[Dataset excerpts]
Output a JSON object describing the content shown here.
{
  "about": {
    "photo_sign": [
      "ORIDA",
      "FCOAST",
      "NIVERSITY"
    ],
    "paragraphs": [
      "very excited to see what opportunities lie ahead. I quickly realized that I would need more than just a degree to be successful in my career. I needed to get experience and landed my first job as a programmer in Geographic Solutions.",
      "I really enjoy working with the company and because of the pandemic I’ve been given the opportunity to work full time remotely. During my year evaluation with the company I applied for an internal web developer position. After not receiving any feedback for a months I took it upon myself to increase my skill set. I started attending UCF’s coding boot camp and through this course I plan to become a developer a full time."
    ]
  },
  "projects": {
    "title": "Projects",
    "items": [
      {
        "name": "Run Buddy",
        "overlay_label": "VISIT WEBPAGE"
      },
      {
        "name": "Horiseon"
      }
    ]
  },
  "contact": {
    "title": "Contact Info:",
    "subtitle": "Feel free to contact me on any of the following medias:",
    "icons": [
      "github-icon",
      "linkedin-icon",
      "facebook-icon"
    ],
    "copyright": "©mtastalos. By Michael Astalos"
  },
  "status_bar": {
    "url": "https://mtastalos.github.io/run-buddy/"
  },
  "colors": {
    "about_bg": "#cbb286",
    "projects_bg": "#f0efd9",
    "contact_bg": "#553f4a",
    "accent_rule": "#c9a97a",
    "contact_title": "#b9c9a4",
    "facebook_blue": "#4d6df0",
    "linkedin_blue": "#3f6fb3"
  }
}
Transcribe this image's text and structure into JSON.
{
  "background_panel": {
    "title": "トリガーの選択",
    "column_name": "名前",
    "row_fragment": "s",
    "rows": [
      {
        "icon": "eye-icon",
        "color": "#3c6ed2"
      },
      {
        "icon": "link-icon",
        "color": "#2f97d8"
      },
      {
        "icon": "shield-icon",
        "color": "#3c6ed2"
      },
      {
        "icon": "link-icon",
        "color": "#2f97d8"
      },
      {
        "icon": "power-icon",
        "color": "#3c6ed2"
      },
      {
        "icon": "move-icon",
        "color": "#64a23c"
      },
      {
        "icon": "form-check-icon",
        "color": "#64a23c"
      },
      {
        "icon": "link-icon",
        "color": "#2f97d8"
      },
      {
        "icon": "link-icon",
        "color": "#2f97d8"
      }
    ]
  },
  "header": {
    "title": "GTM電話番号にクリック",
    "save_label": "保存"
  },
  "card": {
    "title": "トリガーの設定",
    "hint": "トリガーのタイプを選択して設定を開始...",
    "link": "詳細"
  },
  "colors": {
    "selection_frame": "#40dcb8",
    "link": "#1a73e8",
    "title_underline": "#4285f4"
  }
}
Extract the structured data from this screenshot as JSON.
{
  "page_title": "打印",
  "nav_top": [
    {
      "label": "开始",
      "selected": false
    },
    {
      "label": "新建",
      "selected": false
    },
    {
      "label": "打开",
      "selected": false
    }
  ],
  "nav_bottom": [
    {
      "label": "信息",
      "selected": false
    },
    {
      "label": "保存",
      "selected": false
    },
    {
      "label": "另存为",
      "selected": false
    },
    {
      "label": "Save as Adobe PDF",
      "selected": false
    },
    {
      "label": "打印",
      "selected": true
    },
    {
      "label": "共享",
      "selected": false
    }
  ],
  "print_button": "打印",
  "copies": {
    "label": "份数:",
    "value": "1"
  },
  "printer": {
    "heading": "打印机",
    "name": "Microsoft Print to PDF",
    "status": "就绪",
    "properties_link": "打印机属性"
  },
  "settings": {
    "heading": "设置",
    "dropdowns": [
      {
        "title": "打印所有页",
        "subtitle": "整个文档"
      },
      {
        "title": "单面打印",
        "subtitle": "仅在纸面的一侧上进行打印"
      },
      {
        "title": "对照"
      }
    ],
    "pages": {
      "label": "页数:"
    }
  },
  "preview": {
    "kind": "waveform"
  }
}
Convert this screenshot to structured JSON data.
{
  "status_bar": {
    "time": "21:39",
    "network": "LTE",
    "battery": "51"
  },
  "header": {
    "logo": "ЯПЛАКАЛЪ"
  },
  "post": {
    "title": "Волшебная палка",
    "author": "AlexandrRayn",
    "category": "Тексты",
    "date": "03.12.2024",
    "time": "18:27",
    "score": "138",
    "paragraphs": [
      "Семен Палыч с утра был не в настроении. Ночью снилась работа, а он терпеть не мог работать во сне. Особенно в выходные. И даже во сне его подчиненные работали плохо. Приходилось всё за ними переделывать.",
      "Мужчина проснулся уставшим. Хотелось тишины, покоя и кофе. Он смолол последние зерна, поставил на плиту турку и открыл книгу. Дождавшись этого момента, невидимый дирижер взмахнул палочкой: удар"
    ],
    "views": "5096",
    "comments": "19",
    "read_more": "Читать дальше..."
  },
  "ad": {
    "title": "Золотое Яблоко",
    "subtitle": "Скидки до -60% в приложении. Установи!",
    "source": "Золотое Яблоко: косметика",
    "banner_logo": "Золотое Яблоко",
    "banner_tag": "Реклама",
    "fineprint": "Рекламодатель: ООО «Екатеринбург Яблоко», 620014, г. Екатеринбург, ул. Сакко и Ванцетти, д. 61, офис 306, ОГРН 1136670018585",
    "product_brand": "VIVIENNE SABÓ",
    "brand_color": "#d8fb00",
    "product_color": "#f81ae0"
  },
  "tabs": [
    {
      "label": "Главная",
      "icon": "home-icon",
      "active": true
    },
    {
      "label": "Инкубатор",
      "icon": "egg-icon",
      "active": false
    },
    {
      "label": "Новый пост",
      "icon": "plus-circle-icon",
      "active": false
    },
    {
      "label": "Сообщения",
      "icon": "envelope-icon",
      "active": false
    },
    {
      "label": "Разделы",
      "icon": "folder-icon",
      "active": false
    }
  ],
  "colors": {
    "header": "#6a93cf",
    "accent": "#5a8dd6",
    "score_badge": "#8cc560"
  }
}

◆ **Stated problem**: Give a word-for-word copy of the records.

◆ **Answer for this exercise**:
Output a JSON object describing the content shown here.
{
  "about": {
    "photo_sign": [
      "ORIDA",
      "FCOAST",
      "NIVERSITY"
    ],
    "paragraphs": [
      "very excited to see what opportunities lie ahead. I quickly realized that I would need more than just a degree to be successful in my career. I needed to get experience and landed my first job as a programmer in Geographic Solutions.",
      "I really enjoy working with the company and because of the pandemic I’ve been given the opportunity to work full time remotely. During my year evaluation with the company I applied for an internal web developer position. After not receiving any feedback for a months I took it upon myself to increase my skill set. I started attending UCF’s coding boot camp and through this course I plan to become a developer a full time."
    ]
  },
  "projects": {
    "title": "Projects",
    "items": [
      {
        "name": "Run Buddy",
        "overlay_label": "VISIT WEBPAGE"
      },
      {
        "name": "Horiseon"
      }
    ]
  },
  "contact": {
    "title": "Contact Info:",
    "subtitle": "Feel free to contact me on any of the following medias:",
    "icons": [
      "github-icon",
      "linkedin-icon",
      "facebook-icon"
    ],
    "copyright": "©mtastalos. By Michael Astalos"
  },
  "status_bar": {
    "url": "https://mtastalos.github.io/run-buddy/"
  },
  "colors": {
    "about_bg": "#cbb286",
    "projects_bg": "#f0efd9",
    "contact_bg": "#553f4a",
    "accent_rule": "#c9a97a",
    "contact_title": "#b9c9a4",
    "facebook_blue": "#4d6df0",
    "linkedin_blue": "#3f6fb3"
  }
}
Transcribe this image's text and structure into JSON.
{
  "background_panel": {
    "title": "トリガーの選択",
    "column_name": "名前",
    "row_fragment": "s",
    "rows": [
      {
        "icon": "eye-icon",
        "color": "#3c6ed2"
      },
      {
        "icon": "link-icon",
        "color": "#2f97d8"
      },
      {
        "icon": "shield-icon",
        "color": "#3c6ed2"
      },
      {
        "icon": "link-icon",
        "color": "#2f97d8"
      },
      {
        "icon": "power-icon",
        "color": "#3c6ed2"
      },
      {
        "icon": "move-icon",
        "color": "#64a23c"
      },
      {
        "icon": "form-check-icon",
        "color": "#64a23c"
      },
      {
        "icon": "link-icon",
        "color": "#2f97d8"
      },
      {
        "icon": "link-icon",
        "color": "#2f97d8"
      }
    ]
  },
  "header": {
    "title": "GTM電話番号にクリック",
    "save_label": "保存"
  },
  "card": {
    "title": "トリガーの設定",
    "hint": "トリガーのタイプを選択して設定を開始...",
    "link": "詳細"
  },
  "colors": {
    "selection_frame": "#40dcb8",
    "link": "#1a73e8",
    "title_underline": "#4285f4"
  }
}
Extract the structured data from this screenshot as JSON.
{
  "page_title": "打印",
  "nav_top": [
    {
      "label": "开始",
      "selected": false
    },
    {
      "label": "新建",
      "selected": false
    },
    {
      "label": "打开",
      "selected": false
    }
  ],
  "nav_bottom": [
    {
      "label": "信息",
      "selected": false
    },
    {
      "label": "保存",
      "selected": false
    },
    {
      "label": "另存为",
      "selected": false
    },
    {
      "label": "Save as Adobe PDF",
      "selected": false
    },
    {
      "label": "打印",
      "selected": true
    },
    {
      "label": "共享",
      "selected": false
    }
  ],
  "print_button": "打印",
  "copies": {
    "label": "份数:",
    "value": "1"
  },
  "printer": {
    "heading": "打印机",
    "name": "Microsoft Print to PDF",
    "status": "就绪",
    "properties_link": "打印机属性"
  },
  "settings": {
    "heading": "设置",
    "dropdowns": [
      {
        "title": "打印所有页",
        "subtitle": "整个文档"
      },
      {
        "title": "单面打印",
        "subtitle": "仅在纸面的一侧上进行打印"
      },
      {
        "title": "对照"
      }
    ],
    "pages": {
      "label": "页数:"
    }
  },
  "preview": {
    "kind": "waveform"
  }
}
Convert this screenshot to structured JSON data.
{
  "status_bar": {
    "time": "21:39",
    "network": "LTE",
    "battery": "51"
  },
  "header": {
    "logo": "ЯПЛАКАЛЪ"
  },
  "post": {
    "title": "Волшебная палка",
    "author": "AlexandrRayn",
    "category": "Тексты",
    "date": "03.12.2024",
    "time": "18:27",
    "score": "138",
    "paragraphs": [
      "Семен Палыч с утра был не в настроении. Ночью снилась работа, а он терпеть не мог работать во сне. Особенно в выходные. И даже во сне его подчиненные работали плохо. Приходилось всё за ними переделывать.",
      "Мужчина проснулся уставшим. Хотелось тишины, покоя и кофе. Он смолол последние зерна, поставил на плиту турку и открыл книгу. Дождавшись этого момента, невидимый дирижер взмахнул палочкой: удар"
    ],
    "views": "5096",
    "comments": "19",
    "read_more": "Читать дальше..."
  },
  "ad": {
    "title": "Золотое Яблоко",
    "subtitle": "Скидки до -60% в приложении. Установи!",
    "source": "Золотое Яблоко: косметика",
    "banner_logo": "Золотое Яблоко",
    "banner_tag": "Реклама",
    "fineprint": "Рекламодатель: ООО «Екатеринбург Яблоко», 620014, г. Екатеринбург, ул. Сакко и Ванцетти, д. 61, офис 306, ОГРН 1136670018585",
    "product_brand": "VIVIENNE SABÓ",
    "brand_color": "#d8fb00",
    "product_color": "#f81ae0"
  },
  "tabs": [
    {
      "label": "Главная",
      "icon": "home-icon",
      "active": true
    },
    {
      "label": "Инкубатор",
      "icon": "egg-icon",
      "active": false
    },
    {
      "label": "Новый пост",
      "icon": "plus-circle-icon",
      "active": false
    },
    {
      "label": "Сообщения",
      "icon": "envelope-icon",
      "active": false
    },
    {
      "label": "Разделы",
      "icon": "folder-icon",
      "active": false
    }
  ],
  "colors": {
    "header": "#6a93cf",
    "accent": "#5a8dd6",
    "score_badge": "#8cc560"
  }
}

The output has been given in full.